▶ Problem description: Continue the Flare 2022 review below, starting right after its last line.
═══ Page excerpt ═══
Tuesday, June 28, 2022

A Capsule Review of Flare 2022

MadCap’s new releases of Flare seem to fall into two categories, new features like QR codes and HTML5 output or major expansions of existing features. Flare 2022 falls into the latter category in three main areas.

Meta tags – Meta tags are elements that identify a file to help with retrieval or processing. For example, “title” is a meta tag – e.g., “find files whose title contains the word ‘barbecue’”. Flare has long supported meta tags, albeit on a simple level through the Description field on the Topic Properties tab. But 2022 adds a new Meta Tags tab and the ability to better add and control meta tags for SEO (Search Engine Optimization) and for Flare-specific tasks like managing micro content. And as powerful as the new meta tags feature is, it also seems to be a framework for future meta tag feature enhancements.

Micro content – 2022 has some major changes in the micro content feature. These include:

       “Containers” to let you categorize your micro content.

         The ability to tie your micro content to meta tags in order to more finely control what micro content displays under what conditions.

         More control over the “featured snippet” that displays in the results box when users run a search.

         The ability to pull micro content from all the micro content in a project or from selected groups via the new Knowledge Panel feature.

         And more.
═══ Provided material ═══
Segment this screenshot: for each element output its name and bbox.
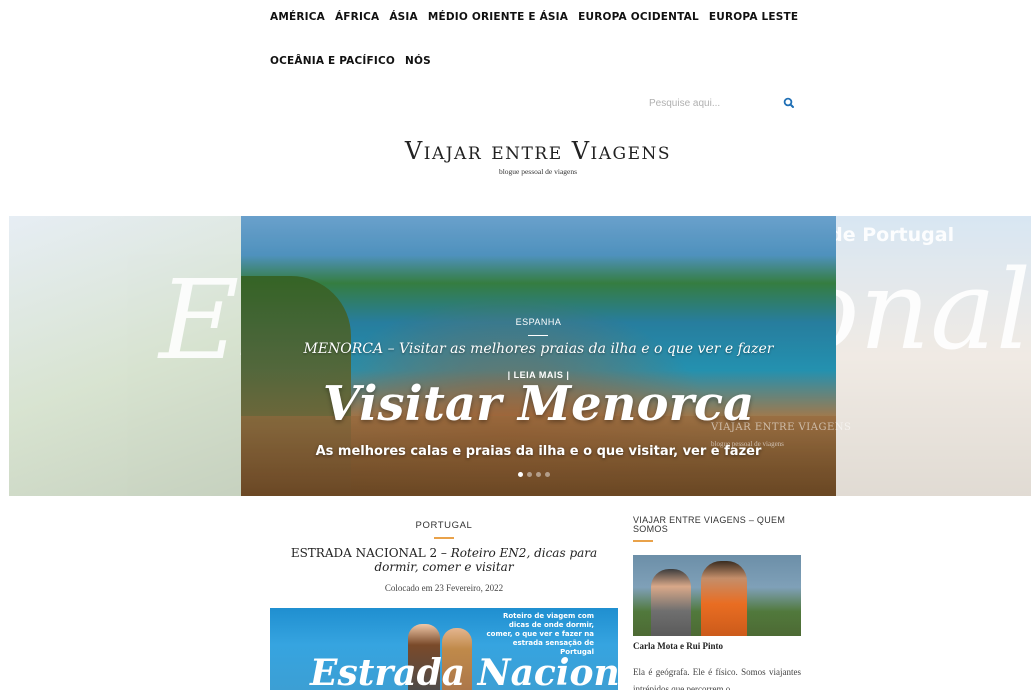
═══
▶ Result of the exercise:
Skins – MadCap has modified the Skin editor to change its look and behavior and add new features like proxies for maximum customization. There’s so much going on here that my advice is to read the description in the What’s New section of the help.

What I’ve written above is obviously totally superficial. That said, several broad observations:

·         Mechanically, the new features are easy to use once you know where they are in the interface. MadCap has generally been good with ease-of-use over the years and 2022 is no exception.

·         Conceptually, Flare continues to get increasingly powerful. I’d describe 2022 as equivalent to the original Flare times two, or more, since the micro content is equivalent to creating an entire content stream of its own that can be tied to the traditional topics.

As with any power features, you don’t have to use these new features. I suspect that many Flare users won’t. They’re overkill for most traditional projects. But if you need to support advanced searching or content segmentation, definitely look at and try out the new features.

·         Managerially (and I know I’m starting to sound like a broken record), winging it on your projects is increasingly infeasible. It’s always been important to plan and document your projects to keep them under control; it’s now absolutely crucial if you use any of these new features. (Blatant sales pitch – see my two-part webinar entitled “Why Documenting Your Project is Crucial to Staying Organized” in the list of recorded webinars at https://www.madcapsoftware.com/resources/recorded-webinars.aspx.)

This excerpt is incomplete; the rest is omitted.